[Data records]

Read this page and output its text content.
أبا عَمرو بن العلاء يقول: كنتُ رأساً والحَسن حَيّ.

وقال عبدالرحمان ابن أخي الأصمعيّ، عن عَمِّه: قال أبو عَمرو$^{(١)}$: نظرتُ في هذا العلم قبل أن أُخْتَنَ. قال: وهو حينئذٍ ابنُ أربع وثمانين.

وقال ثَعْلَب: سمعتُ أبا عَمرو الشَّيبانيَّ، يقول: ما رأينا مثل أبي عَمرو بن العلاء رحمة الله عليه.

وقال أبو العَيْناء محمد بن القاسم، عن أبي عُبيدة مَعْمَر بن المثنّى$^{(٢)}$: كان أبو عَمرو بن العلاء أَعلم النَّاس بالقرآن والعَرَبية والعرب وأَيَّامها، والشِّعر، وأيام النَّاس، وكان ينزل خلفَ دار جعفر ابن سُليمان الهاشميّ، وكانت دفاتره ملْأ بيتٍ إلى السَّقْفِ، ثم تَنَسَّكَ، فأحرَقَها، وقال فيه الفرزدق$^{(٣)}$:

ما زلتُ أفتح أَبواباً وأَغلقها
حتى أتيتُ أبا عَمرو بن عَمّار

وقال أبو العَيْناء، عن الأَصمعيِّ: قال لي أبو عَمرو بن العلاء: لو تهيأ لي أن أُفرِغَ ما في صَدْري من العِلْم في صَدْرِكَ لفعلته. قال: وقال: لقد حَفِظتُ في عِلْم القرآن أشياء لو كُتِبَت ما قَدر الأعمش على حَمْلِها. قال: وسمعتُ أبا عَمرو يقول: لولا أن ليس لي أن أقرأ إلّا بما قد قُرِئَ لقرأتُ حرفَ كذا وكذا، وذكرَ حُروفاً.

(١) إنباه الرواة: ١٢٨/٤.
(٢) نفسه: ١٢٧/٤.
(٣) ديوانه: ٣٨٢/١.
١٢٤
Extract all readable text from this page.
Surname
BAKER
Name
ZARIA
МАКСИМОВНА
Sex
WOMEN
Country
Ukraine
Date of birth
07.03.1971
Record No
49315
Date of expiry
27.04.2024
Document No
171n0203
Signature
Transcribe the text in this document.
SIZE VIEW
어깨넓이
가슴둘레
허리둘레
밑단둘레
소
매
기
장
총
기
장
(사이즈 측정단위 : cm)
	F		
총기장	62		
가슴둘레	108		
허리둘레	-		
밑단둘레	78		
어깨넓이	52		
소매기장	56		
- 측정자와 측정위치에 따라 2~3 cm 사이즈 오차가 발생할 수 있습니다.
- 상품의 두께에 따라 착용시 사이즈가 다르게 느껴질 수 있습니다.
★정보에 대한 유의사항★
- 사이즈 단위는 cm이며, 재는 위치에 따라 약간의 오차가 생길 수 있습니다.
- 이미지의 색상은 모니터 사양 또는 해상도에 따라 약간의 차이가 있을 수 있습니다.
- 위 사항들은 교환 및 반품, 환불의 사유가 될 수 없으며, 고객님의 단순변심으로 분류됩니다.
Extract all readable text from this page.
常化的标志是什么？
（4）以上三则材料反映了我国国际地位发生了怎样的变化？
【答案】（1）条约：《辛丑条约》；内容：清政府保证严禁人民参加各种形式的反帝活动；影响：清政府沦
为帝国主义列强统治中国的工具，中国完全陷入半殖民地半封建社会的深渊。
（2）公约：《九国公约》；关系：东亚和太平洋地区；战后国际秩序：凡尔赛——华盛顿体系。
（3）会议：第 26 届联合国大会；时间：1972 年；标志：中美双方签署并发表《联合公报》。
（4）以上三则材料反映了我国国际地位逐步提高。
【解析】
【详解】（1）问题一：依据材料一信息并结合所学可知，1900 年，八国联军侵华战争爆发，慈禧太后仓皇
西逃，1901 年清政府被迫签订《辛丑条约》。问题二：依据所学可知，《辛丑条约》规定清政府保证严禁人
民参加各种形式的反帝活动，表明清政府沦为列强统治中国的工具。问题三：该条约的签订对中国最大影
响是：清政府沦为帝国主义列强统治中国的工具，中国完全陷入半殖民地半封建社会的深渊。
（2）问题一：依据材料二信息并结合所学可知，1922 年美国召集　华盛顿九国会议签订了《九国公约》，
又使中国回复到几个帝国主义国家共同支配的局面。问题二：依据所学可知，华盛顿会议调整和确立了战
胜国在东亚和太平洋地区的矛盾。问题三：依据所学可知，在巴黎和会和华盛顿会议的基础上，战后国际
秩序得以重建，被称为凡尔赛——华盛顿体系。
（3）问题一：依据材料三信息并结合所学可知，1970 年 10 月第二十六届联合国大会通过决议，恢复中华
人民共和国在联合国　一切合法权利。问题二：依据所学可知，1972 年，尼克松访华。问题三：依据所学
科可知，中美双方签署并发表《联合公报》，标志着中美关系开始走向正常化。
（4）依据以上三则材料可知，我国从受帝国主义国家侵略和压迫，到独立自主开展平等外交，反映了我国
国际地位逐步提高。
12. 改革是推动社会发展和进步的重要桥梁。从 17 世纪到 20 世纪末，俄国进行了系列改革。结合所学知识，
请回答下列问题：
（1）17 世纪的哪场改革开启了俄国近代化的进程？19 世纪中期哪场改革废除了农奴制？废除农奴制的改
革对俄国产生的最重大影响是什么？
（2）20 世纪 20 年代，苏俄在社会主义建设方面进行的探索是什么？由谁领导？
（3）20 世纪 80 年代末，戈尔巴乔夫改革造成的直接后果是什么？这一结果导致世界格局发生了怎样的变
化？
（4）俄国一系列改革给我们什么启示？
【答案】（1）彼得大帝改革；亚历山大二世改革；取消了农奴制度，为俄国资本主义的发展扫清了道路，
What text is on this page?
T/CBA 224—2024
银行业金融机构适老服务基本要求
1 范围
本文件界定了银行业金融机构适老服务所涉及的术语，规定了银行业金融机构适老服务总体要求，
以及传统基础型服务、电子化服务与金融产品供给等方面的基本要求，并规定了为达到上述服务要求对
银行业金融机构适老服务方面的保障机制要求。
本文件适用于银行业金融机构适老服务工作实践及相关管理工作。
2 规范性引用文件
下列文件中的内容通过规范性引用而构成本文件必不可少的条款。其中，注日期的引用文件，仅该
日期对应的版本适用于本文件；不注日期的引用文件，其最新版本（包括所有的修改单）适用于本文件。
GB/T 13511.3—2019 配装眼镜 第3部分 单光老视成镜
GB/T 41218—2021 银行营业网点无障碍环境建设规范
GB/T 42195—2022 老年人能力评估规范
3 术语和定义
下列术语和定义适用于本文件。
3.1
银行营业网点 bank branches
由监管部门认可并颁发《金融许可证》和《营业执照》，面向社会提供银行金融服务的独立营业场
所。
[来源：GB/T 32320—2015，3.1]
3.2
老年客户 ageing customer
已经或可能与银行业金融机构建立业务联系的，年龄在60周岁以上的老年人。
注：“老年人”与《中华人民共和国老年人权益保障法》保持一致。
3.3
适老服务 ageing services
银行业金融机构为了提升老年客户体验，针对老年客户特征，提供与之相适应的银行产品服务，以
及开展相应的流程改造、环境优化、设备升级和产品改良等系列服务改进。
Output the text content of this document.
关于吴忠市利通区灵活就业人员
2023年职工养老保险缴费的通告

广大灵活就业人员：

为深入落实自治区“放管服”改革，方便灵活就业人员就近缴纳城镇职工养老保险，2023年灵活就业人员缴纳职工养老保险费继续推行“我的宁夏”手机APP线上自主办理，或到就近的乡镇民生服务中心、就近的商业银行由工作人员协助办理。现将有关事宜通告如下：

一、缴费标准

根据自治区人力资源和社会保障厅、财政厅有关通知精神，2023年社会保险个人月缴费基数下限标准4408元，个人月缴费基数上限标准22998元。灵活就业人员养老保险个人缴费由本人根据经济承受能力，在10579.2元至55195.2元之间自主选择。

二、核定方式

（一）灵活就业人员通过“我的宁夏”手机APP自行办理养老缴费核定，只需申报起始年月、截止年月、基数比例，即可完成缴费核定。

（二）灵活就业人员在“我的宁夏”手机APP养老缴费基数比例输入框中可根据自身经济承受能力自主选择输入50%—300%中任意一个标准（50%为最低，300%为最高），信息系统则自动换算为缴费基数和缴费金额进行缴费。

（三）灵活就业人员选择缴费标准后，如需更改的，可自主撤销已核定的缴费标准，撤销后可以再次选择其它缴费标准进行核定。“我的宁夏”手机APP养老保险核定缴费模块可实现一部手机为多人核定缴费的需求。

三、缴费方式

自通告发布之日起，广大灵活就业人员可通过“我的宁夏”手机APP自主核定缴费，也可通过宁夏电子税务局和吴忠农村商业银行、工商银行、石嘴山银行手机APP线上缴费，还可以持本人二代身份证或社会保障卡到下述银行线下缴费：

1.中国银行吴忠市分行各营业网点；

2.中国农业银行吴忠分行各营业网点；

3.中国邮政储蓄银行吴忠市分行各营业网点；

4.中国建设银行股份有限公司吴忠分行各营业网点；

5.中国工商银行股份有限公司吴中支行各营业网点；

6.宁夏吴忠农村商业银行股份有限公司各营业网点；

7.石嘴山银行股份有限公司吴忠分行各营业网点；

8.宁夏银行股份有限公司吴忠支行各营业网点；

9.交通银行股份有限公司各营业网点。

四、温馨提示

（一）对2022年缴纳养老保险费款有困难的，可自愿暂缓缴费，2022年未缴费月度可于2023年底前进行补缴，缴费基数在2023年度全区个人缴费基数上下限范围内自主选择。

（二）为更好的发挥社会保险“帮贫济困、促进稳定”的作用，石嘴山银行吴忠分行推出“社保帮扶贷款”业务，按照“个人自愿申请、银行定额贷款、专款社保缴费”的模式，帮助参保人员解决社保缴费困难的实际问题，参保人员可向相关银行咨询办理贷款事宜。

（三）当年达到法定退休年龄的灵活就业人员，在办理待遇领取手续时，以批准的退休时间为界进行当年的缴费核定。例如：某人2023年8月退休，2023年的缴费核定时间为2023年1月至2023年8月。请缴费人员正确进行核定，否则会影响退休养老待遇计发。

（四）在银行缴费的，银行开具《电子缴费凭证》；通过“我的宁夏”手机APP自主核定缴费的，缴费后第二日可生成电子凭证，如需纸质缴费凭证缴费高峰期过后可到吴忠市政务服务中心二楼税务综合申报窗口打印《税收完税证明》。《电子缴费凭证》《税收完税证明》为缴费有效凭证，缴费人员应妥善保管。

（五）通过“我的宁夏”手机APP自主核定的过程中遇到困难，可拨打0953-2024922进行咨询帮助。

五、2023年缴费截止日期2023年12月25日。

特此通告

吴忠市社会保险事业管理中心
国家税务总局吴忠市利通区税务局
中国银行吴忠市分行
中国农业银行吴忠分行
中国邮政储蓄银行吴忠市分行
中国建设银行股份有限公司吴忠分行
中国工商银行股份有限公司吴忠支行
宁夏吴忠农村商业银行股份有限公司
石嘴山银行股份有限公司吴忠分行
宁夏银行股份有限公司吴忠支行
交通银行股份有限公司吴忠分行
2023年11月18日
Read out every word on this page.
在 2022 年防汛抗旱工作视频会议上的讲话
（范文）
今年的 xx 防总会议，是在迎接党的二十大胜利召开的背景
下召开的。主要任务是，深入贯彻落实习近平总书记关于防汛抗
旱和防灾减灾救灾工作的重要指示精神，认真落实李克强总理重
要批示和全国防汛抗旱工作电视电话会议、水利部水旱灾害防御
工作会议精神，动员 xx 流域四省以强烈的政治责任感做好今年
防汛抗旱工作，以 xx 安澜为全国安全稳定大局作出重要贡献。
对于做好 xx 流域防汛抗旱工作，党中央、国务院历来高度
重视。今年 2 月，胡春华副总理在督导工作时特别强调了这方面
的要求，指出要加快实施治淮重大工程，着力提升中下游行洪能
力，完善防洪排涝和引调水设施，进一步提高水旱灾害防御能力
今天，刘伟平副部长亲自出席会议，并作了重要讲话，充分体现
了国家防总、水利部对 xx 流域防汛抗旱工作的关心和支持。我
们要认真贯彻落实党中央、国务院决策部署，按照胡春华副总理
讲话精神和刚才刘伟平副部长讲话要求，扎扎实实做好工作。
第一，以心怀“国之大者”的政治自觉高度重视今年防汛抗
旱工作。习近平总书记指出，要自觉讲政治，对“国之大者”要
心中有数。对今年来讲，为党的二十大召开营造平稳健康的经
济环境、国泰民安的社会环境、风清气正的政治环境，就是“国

◆ Work to complete
Say how many lines in this listing hold the string "있습니다", giving the count and nothing more.

◆ Correct response
4